(Stored items)
________________________
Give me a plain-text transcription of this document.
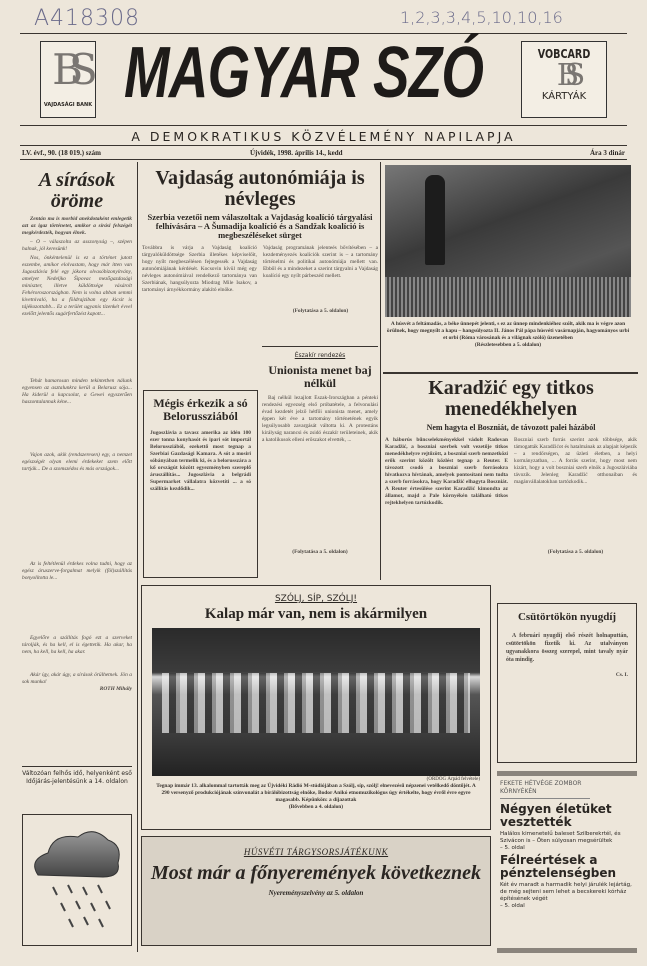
A418308	1,2,3,3,4,5,10,10,16
BS
VAJDASÁGI BANK MAGYAR SZÓ	VOBCARD
BS
KÁRTYÁK
A DEMOKRATIKUS KÖZVÉLEMÉNY NAPILAPJA
LV. évf., 90. (18 019.) szám	Újvidék, 1998. április 14., kedd	Ára 3 dinár
A sírások öröme
Zentán ma is morbid anekdotaként emlegetik azt az igaz történetet, amikor a sírási felszégét megkérdezték, hogyan élnek.
– Ó – válaszolta az asszonyság –, szépen halnak, jól keresünk!
Nos, önkéntelenül is ez a történet jutott eszembe, amikor elolvastam, hogy már itten van Jugoszlávia felé egy jókora olvasóbizonyítvány, amelyet Nedeljko Šipovac mezőgazdasági miniszter, illetve küldöttsége vásárolt Fehéroroszországban. Nem is volna abban semmi kivetnivaló, ha a földrajziban egy kicsit is tájékozottabb... Ez a terület ugyanis tizenkét évvel ezelőtt jelentős sugárfertőzést kapott...
Tehát hamarosan minden tekintetben nálunk egyensen az asztalunkra kerül a Belarusz sója... Ha kiderül a kapcsolat, a Gewei egyszerűen haszontalannak kéne...
Vajon azok, akik (rendszeresen) egy, a nemzet egészségét olyan elemi érdekeket szem előtt tartják... De a szomszédos és más országok...
Az is feltétlenül érdekes volna tudni, hogy az egész áruszerve-forgalmat melyik (föl)szállítás bonyolította le...
Egyelőre a szállítás fogó ezt a szerveket tárolják, és ha kell, el is égettetik. Ha akar, ha nem, ha kell, ha kell, ha akar.
Akár így, akár úgy, a sírások örülhetnek. Jön a sok munka!
ROTH Mihály
Változóan felhős idő, helyenként eső
Időjárás-jelentésünk a 14. oldalon
Vajdaság autonómiája is névleges
Szerbia vezetői nem válaszoltak a Vajdaság koalíció tárgyalási felhívására – A Šumadija koalíció és a Sandžak koalíció is megbeszéléseket sürget
Továbbra is várja a Vajdaság koalíció tárgyalóküldöttsége Szerbia illetékes képviselőit, hogy nyílt megbeszélésen fejtegessék a Vajdaság autonómiájának kérdését. Kocsovin kívül még egy névleges autonómiával rendelkező tartománya van Szerbiának, hangsúlyozta Miodrag Mile Isakov, a tartományi árnyékkormány alakító elnöke.
Vajdaság programának jelenteés bővítésében – a kezdeményezés koalíciók szerint is – a tartomány történelmi és politikai autonómiája mellett van. Ebből és a mindezeket a szerint tárgyalni a Vajdaság koalíció egy nyílt párbeszéd mellett.
(Folytatása a 5. oldalon)
Mégis érkezik a só Belorussziából
Jugoszlávia a tavasz amerika az idén 100 ezer tonna konyhasót és ipari sót importál Belorussziából, ezekettő most tegnap a Szerbiai Gazdasági Kamara. A sót a mosiri sóbányában termelik ki, és a belorusszára a kő országút között egyezményben szereplő áruszállítás... Jugoszlávia a belgrádi Supermarket vállalatra közvetíti ... a só szállítás kezdődik...
Északír rendezés
Unionista menet baj nélkül
Baj nélkül lezajlott Észak-Írországban a pénteki rendezési egyezség első próbatétele, a felvonulási évad kezdetét jelző hétfői unionista menet, amely éppen két éve a tartomány történetének egyik legsúlyosabb zavargását váltotta ki. A protestáns királyság narancsi és zsidó északír területeinek, akik a katolikusok elleni erőszakot elvették, ...
(Folytatása a 5. oldalon)
A húsvét a feltámadás, a béke ünnepét jelenti, s ez az ünnep mindenkiéhez szólt, akik ma is végre azon örülnek, hogy megnyílt a kapu – hangsúlyozta II. János Pál pápa húsvéti vasárnapján, hagyományos urbi et orbi (Róma városának és a világnak szóló) üzenetében
(Részletesebben a 5. oldalon)
Karadžić egy titkos menedékhelyen
Nem hagyta el Boszniát, de távozott palei házából
A háborús bűncselekményekkel vádolt Radovan Karadžić, a boszniai szerbek volt vezetője titkos menedékhelyre rejtőzött, a boszniai szerb nemzetközi erők szerint közölt közlést tegnap a Reuter. E távozott csodó a boszniai szerb forrásokra hivatkozva hívtának, amelyek pontosítani nem tudta a szerb forrásokra, hogy Karadžić elhagyta Boszniát. A Reuter értesülése szerint Karadžić kimondta az államot, majd a Pale környékén található titkos rejtekhelyen tartózkodik.
Boszniai szerb forrás szerint azok többsége, akik támogatták Karadžićot és hatalmának az alapjait képezik – a rendőrségen, az üzleti életben, a helyi kormányzatban, ... A forrás szerint, hogy most nem kizárt, hogy a volt boszniai szerb elnök a Jugoszláviába távozik. Jelenleg Karadžić otthonaiban és magánvállalatokban tartózkodik...
(Folytatása a 5. oldalon)
SZÓLJ, SÍP, SZÓLJ!
Kalap már van, nem is akármilyen
(ÖRDÖG Árpád felvétele)
Tegnap immár 13. alkalommal tartották meg az Újvidéki Rádió M-stúdiójában a Szólj, síp, szólj! elnevezésű népzenei vetélkedő döntőjét. A 290 versenyző produkciójának színvonalát a bírálóbizottság elnöke, Bodor Anikó etnomuzikológus úgy értékelte, hogy évről évre egyre magasabb. Képünkön: a díjazottak
(Bővebben a 4. oldalon)
HÚSVÉTI TÁRGYSORSJÁTÉKUNK
Most már a főnyeremények következnek
Nyereményszelvény az 5. oldalon
Csütörtökön nyugdíj
A februári nyugdíj első részét holnaputtán, csütörtökön fizetik ki. Az utalványon ugyanakkora összeg szerepel, mint tavaly nyár óta mindig.
Cs. I.
FEKETE HÉTVÉGE ZOMBOR KÖRNYÉKÉN
Négyen életüket vesztették
Halálos kimenetelű baleset Szilberekrtél, és Szivácon is – Öten súlyosan megsérültek
– 5. oldal
Félreértések a pénztelenségben
Két év maradt a harmadik helyi járulék lejártág, de még sejteni sem lehet a becskereki kórház építésének végét
– 5. oldal
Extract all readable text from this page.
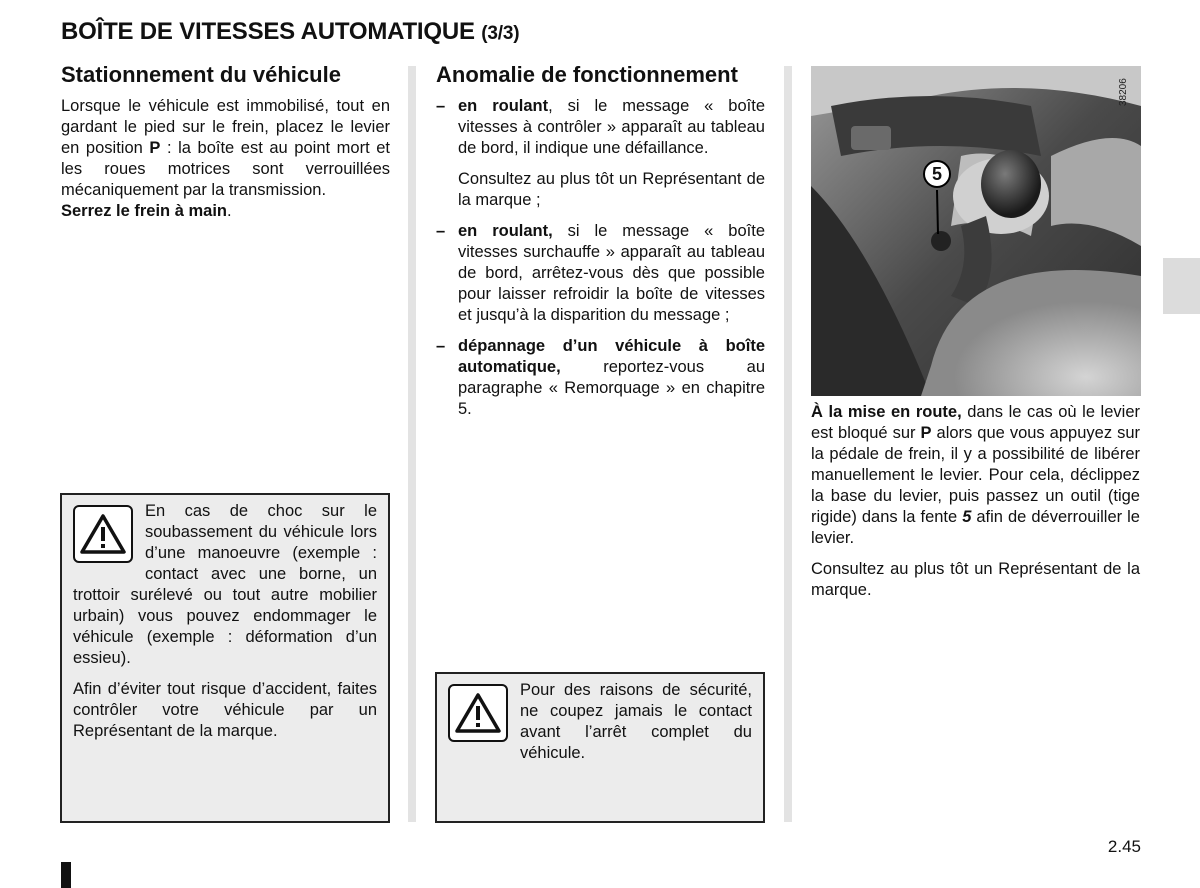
BOÎTE DE VITESSES AUTOMATIQUE (3/3)
Stationnement du véhicule
Lorsque le véhicule est immobilisé, tout en gardant le pied sur le frein, placez le levier en position P : la boîte est au point mort et les roues motrices sont verrouillées mécaniquement par la transmission.
Serrez le frein à main.

En cas de choc sur le soubassement du véhicule lors d’une manoeuvre (exemple : contact avec une borne, un trottoir surélevé ou tout autre mobilier urbain) vous pouvez endommager le véhicule (exemple : déformation d’un essieu).

Afin d’éviter tout risque d’accident, faites contrôler votre véhicule par un Représentant de la marque.

Anomalie de fonctionnement
– en roulant, si le message « boîte vitesses à contrôler » apparaît au tableau de bord, il indique une défaillance.

Consultez au plus tôt un Représentant de la marque ;

– en roulant, si le message « boîte vitesses surchauffe » apparaît au tableau de bord, arrêtez-vous dès que possible pour laisser refroidir la boîte de vitesses et jusqu’à la disparition du message ;

– dépannage d’un véhicule à boîte automatique, reportez-vous au paragraphe « Remorquage » en chapitre 5.

Pour des raisons de sécurité, ne coupez jamais le contact avant l’arrêt complet du véhicule.

5
38206

À la mise en route, dans le cas où le levier est bloqué sur P alors que vous appuyez sur la pédale de frein, il y a possibilité de libérer manuellement le levier. Pour cela, déclippez la base du levier, puis passez un outil (tige rigide) dans la fente 5 afin de déverrouiller le levier.

Consultez au plus tôt un Représentant de la marque.

2.45
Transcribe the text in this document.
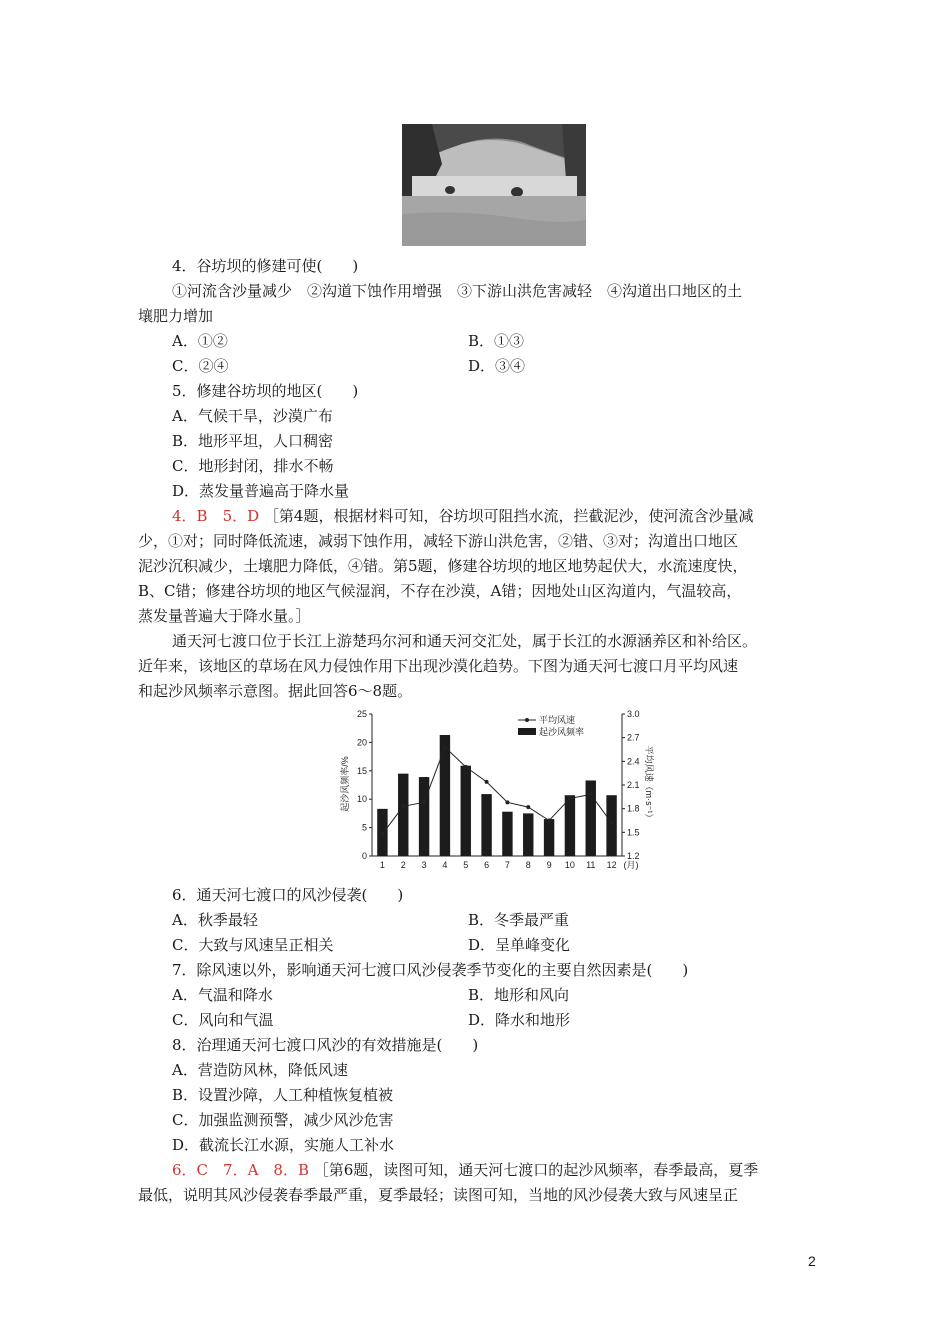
4．谷坊坝的修建可使(　　)
①河流含沙量减少　②沟道下蚀作用增强　③下游山洪危害减轻　④沟道出口地区的土
壤肥力增加
A．①②	B．①③
C．②④	D．③④
5．修建谷坊坝的地区(　　)
A．气候干旱，沙漠广布
B．地形平坦，人口稠密
C．地形封闭，排水不畅
D．蒸发量普遍高于降水量
4．B　5．D ［第4题，根据材料可知，谷坊坝可阻挡水流，拦截泥沙，使河流含沙量减
少，①对；同时降低流速，减弱下蚀作用，减轻下游山洪危害，②错、③对；沟道出口地区
泥沙沉积减少，土壤肥力降低，④错。第5题，修建谷坊坝的地区地势起伏大，水流速度快，
B、C错；修建谷坊坝的地区气候湿润，不存在沙漠，A错；因地处山区沟道内，气温较高，
蒸发量普遍大于降水量。］
通天河七渡口位于长江上游楚玛尔河和通天河交汇处，属于长江的水源涵养区和补给区。
近年来，该地区的草场在风力侵蚀作用下出现沙漠化趋势。下图为通天河七渡口月平均风速
和起沙风频率示意图。据此回答6～8题。
0
5
10
15
20
25
1.2
1.5
1.8
2.1
2.4
2.7
3.0
1 2 3 4 5 6 7 8 9 10 11 12 (月)
起沙风频率/%	平均风速（m·s⁻¹）
平均风速
起沙风频率
6．通天河七渡口的风沙侵袭(　　)
A．秋季最轻	B．冬季最严重
C．大致与风速呈正相关	D．呈单峰变化
7．除风速以外，影响通天河七渡口风沙侵袭季节变化的主要自然因素是(　　)
A．气温和降水	B．地形和风向
C．风向和气温	D．降水和地形
8．治理通天河七渡口风沙的有效措施是(　　)
A．营造防风林，降低风速
B．设置沙障，人工种植恢复植被
C．加强监测预警，减少风沙危害
D．截流长江水源，实施人工补水
6．C　7．A　8．B ［第6题，读图可知，通天河七渡口的起沙风频率，春季最高，夏季
最低，说明其风沙侵袭春季最严重，夏季最轻；读图可知，当地的风沙侵袭大致与风速呈正
2
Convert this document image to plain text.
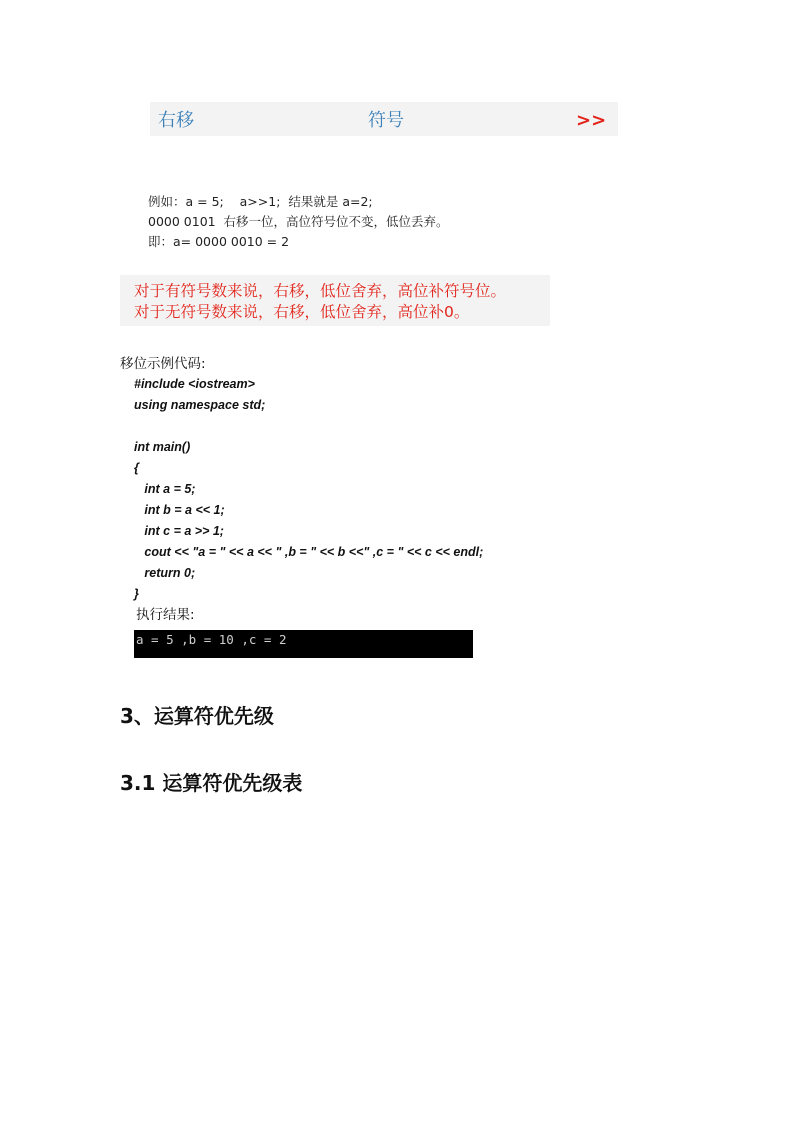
右移	符号	>>
例如：a = 5;    a>>1;  结果就是 a=2;
0000 0101  右移一位，高位符号位不变，低位丢弃。
即：a= 0000 0010 = 2
对于有符号数来说，右移，低位舍弃，高位补符号位。
对于无符号数来说，右移，低位舍弃，高位补0。
移位示例代码:
#include <iostream>
using namespace std;
int main()
{
int a = 5;
int b = a << 1;
int c = a >> 1;
cout << "a = " << a << " ,b = " << b <<" ,c = " << c << endl;
return 0;
}
执行结果:
a = 5 ,b = 10 ,c = 2
3、运算符优先级
3.1 运算符优先级表
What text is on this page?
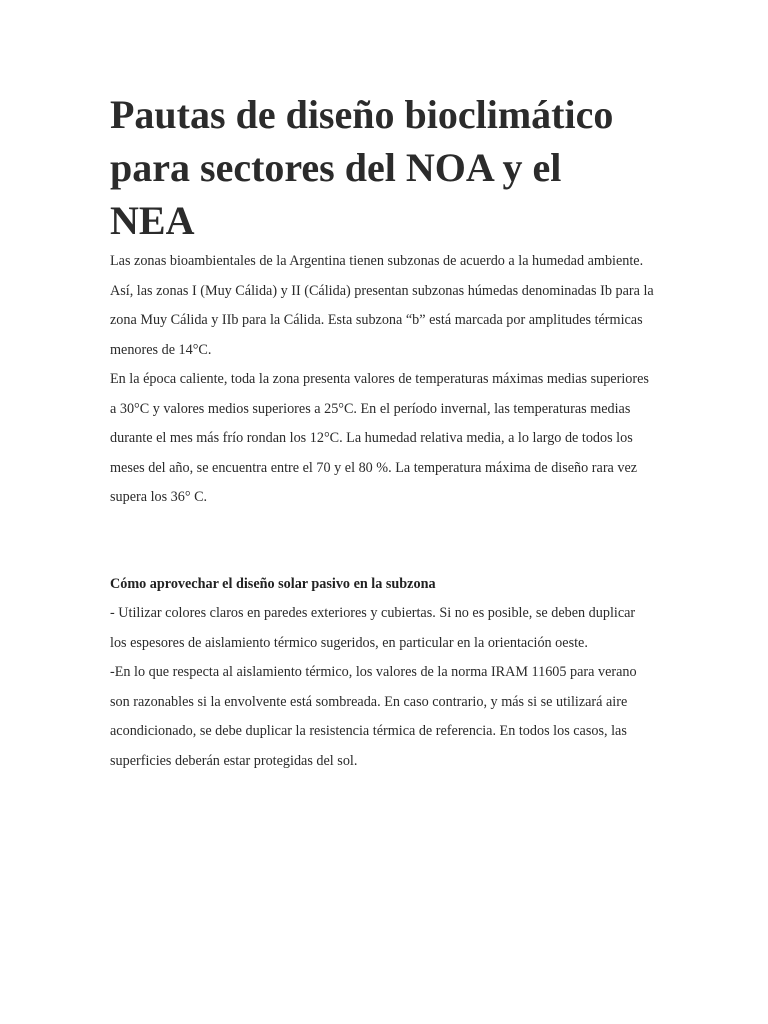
Pautas de diseño bioclimático para sectores del NOA y el NEA

Las zonas bioambientales de la Argentina tienen subzonas de acuerdo a la humedad ambiente. Así, las zonas I (Muy Cálida) y II (Cálida) presentan subzonas húmedas denominadas Ib para la zona Muy Cálida y IIb para la Cálida. Esta subzona “b” está marcada por amplitudes térmicas menores de 14°C.

En la época caliente, toda la zona presenta valores de temperaturas máximas medias superiores a 30°C y valores medios superiores a 25°C. En el período invernal, las temperaturas medias durante el mes más frío rondan los 12°C. La humedad relativa media, a lo largo de todos los meses del año, se encuentra entre el 70 y el 80 %. La temperatura máxima de diseño rara vez supera los 36° C.

Cómo aprovechar el diseño solar pasivo en la subzona

- Utilizar colores claros en paredes exteriores y cubiertas. Si no es posible, se deben duplicar los espesores de aislamiento térmico sugeridos, en particular en la orientación oeste.

-En lo que respecta al aislamiento térmico, los valores de la norma IRAM 11605 para verano son razonables si la envolvente está sombreada. En caso contrario, y más si se utilizará aire acondicionado, se debe duplicar la resistencia térmica de referencia. En todos los casos, las superficies deberán estar protegidas del sol.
________________________
# WHAT IS REQUIRED
Search the records above for the string "this". Copy every line that contains it.

# OUTPUT OF THE EXERCISE
Give me a plain-text transcription of this document.
Extract all readable text from this page.
Transcribe the text in this document.
Convert this document image to plain text.
What text is on this page?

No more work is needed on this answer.